Extract

Market official on patrol in Sunchon, South Pyongan Province, business
FILE PHOTO: A market official on patrol in Sunchon, South Pyongan province. (The Daily NK)

A wave of inflation is crushing North Korean markets as exchange rates soar and the local currency plummets. The dollar’s value has jumped 20-30% virtually overnight, throwing market merchants into turmoil. Yet instead of giving traders more freedom to adapt, authorities are tightening their grip on market activities.

Merchants Struggle Under Price Controls

A merchant who runs a stall at a Sinuiju market in North Pyongan province explains the impossible situation: merchants need to adjust prices daily to match fluctuating exchange rates just to survive. “But the market management office keeps patrolling to make sure we can’t change our prices,” she says. “We have no choice but to sell secretly when the enforcement people aren’t watching.”

The financial squeeze is devastating. Another merchant in Kanggye, Jagang province, used to earn $80 monthly profit last year—now he can barely make $30. “After paying for inventory and market taxes, there’s hardly anything left,” he explains.

Rising Taxes Add to the Burden

Making matters worse, many markets have hiked their taxes since last year. Recent orders from North Korean authorities state that market taxes can now change regularly based on agreements between local commercial departments and market management offices.

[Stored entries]
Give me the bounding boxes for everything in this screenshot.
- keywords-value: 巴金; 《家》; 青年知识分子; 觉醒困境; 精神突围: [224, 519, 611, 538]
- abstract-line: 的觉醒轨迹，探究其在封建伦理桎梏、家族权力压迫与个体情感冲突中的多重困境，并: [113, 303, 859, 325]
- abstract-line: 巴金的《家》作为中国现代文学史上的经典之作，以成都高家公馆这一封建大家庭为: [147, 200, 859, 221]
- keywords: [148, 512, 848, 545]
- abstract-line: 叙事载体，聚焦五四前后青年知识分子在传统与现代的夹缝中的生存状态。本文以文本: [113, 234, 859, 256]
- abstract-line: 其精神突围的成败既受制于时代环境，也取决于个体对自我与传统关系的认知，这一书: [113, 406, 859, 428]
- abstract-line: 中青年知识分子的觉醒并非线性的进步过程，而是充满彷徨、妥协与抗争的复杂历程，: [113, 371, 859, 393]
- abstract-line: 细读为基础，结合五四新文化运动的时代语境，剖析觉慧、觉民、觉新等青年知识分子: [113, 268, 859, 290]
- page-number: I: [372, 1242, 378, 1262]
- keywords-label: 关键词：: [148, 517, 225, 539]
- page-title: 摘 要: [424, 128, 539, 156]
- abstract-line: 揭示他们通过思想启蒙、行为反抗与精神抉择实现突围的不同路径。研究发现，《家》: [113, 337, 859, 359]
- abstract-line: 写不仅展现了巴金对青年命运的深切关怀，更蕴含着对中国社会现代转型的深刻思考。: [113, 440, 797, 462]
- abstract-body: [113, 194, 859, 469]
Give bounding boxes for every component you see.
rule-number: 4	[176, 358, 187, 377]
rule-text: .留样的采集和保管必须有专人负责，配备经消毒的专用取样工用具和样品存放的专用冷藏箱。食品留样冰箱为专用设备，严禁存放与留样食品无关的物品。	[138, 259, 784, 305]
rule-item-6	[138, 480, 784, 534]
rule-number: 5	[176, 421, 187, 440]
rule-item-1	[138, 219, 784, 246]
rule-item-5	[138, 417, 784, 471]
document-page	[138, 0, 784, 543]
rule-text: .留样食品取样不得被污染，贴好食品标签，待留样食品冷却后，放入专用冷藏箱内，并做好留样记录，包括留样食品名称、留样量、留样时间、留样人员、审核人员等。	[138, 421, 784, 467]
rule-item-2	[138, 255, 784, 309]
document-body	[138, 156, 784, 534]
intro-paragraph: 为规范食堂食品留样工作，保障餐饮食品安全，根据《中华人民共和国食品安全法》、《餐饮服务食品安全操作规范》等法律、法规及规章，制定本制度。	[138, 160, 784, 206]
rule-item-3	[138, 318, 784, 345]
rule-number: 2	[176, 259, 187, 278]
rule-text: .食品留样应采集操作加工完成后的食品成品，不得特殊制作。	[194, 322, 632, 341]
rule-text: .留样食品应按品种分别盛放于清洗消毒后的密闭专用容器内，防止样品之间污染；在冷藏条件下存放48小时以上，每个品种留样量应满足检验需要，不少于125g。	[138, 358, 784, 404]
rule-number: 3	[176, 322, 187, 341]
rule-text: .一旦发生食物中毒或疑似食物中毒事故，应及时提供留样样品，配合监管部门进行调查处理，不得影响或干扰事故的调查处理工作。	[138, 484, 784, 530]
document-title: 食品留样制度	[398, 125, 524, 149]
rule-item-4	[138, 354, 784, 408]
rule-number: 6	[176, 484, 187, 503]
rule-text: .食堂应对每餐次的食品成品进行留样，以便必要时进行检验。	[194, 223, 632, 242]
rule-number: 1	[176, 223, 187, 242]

Aim of the exercise
In the article on North Korean markets, write out the part starting at "Making matters worse, many" and ending at "market management offices.", replacing "commercial departments" with "trade departments".

Solution to the exercise
Making matters worse, many markets have hiked their taxes since last year. Recent orders from North Korean authorities state that market taxes can now change regularly based on agreements between local trade departments and market management offices.